** Start **
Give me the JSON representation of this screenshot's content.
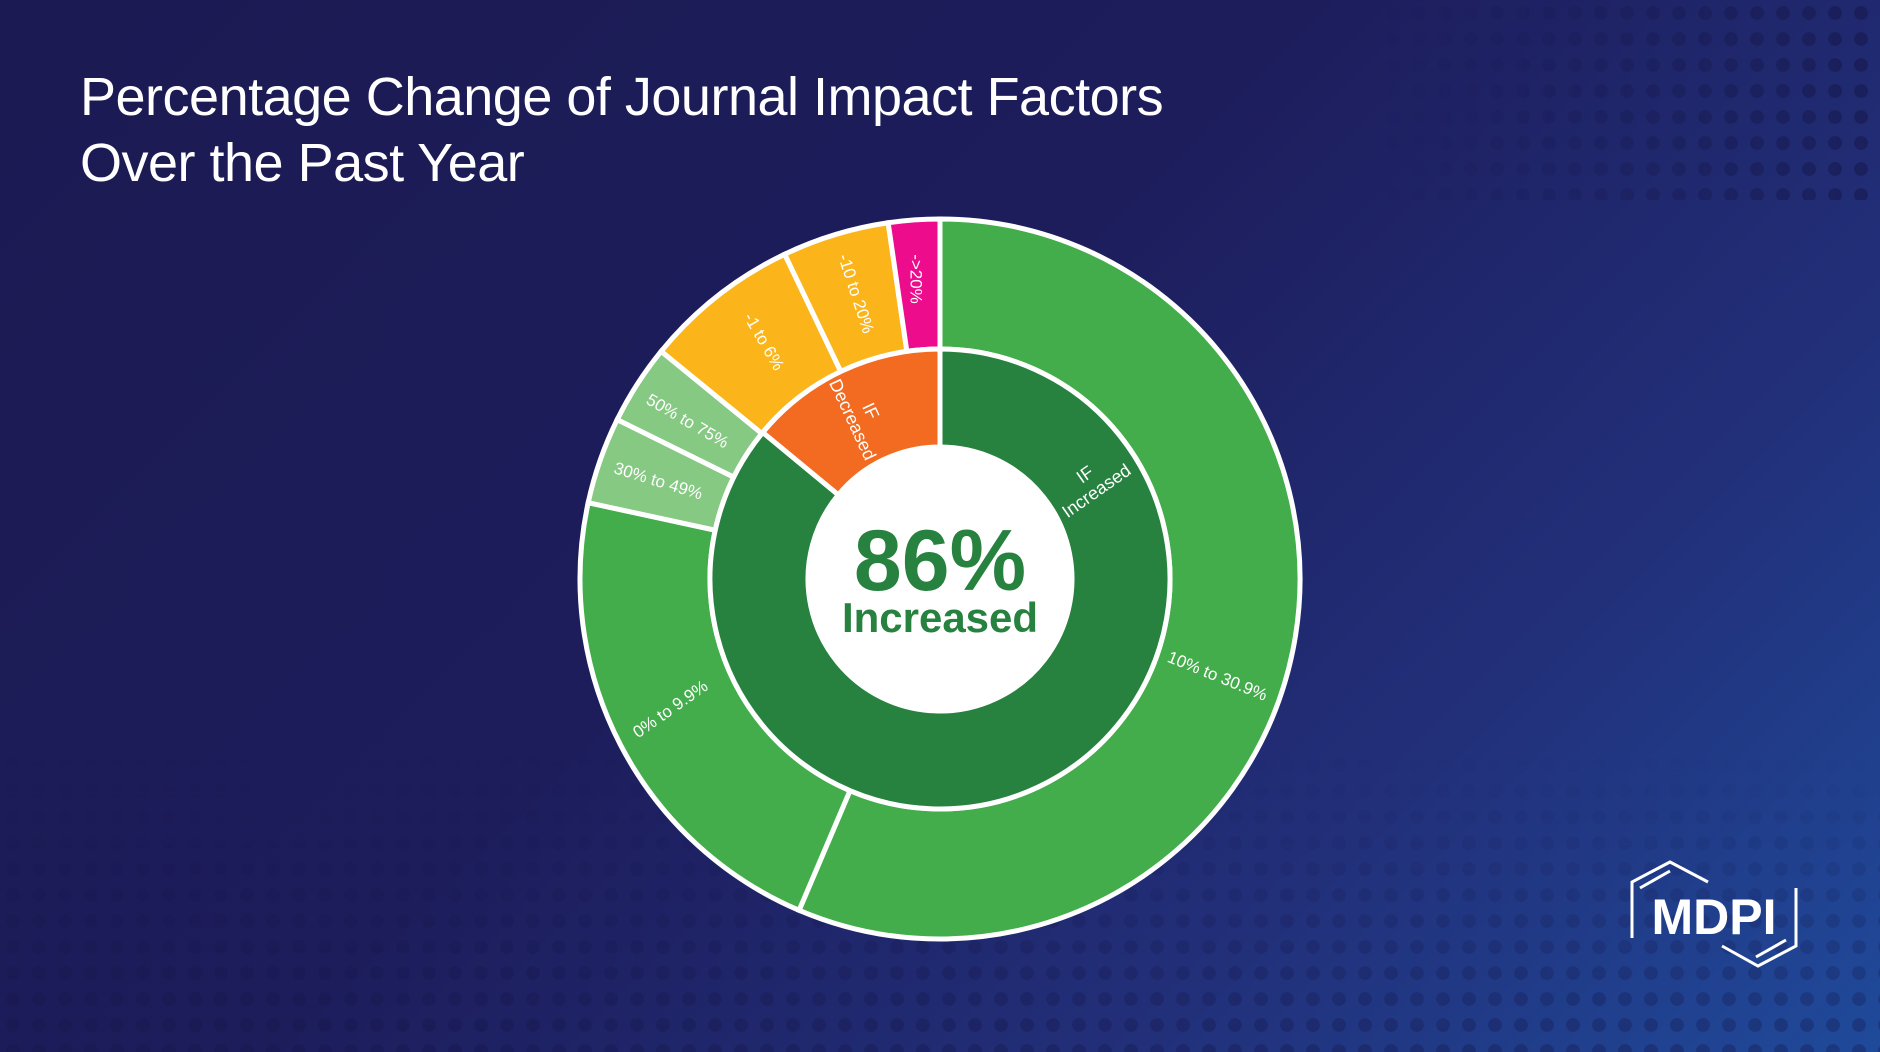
{
  "title_line1": "Percentage Change of Journal Impact Factors",
  "title_line2": "Over the Past Year",
  "logo_text": "MDPI",
  "chart_data": {
    "type": "sunburst",
    "title": "Percentage Change of Journal Impact Factors Over the Past Year",
    "center_value": "86%",
    "center_label": "Increased",
    "inner_ring": [
      {
        "label_line1": "IF",
        "label_line2": "Increased",
        "value": 86,
        "color": "#27813f"
      },
      {
        "label_line1": "IF",
        "label_line2": "Decreased",
        "value": 14,
        "color": "#f26b21"
      }
    ],
    "outer_ring": [
      {
        "label": "10% to 30.9%",
        "value": 56.4,
        "parent": "IF Increased",
        "color": "#42ad4a"
      },
      {
        "label": "0% to 9.9%",
        "value": 22.0,
        "parent": "IF Increased",
        "color": "#42ad4a"
      },
      {
        "label": "30% to 49%",
        "value": 3.9,
        "parent": "IF Increased",
        "color": "#86c983"
      },
      {
        "label": "50% to 75%",
        "value": 3.6,
        "parent": "IF Increased",
        "color": "#86c983"
      },
      {
        "label": "-1 to 6%",
        "value": 7.0,
        "parent": "IF Decreased",
        "color": "#fbb51a"
      },
      {
        "label": "-10 to 20%",
        "value": 4.8,
        "parent": "IF Decreased",
        "color": "#fbb51a"
      },
      {
        "label": "->20%",
        "value": 2.3,
        "parent": "IF Decreased",
        "color": "#ec0c8c"
      }
    ],
    "center_color": "#27813f"
  }
}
** End **
- Exercise brief -
Gather each line of the listing containing the word "Percentage" and show it.

- Expected output -
  "title_line1": "Percentage Change of Journal Impact Factors",
    "title": "Percentage Change of Journal Impact Factors Over the Past Year",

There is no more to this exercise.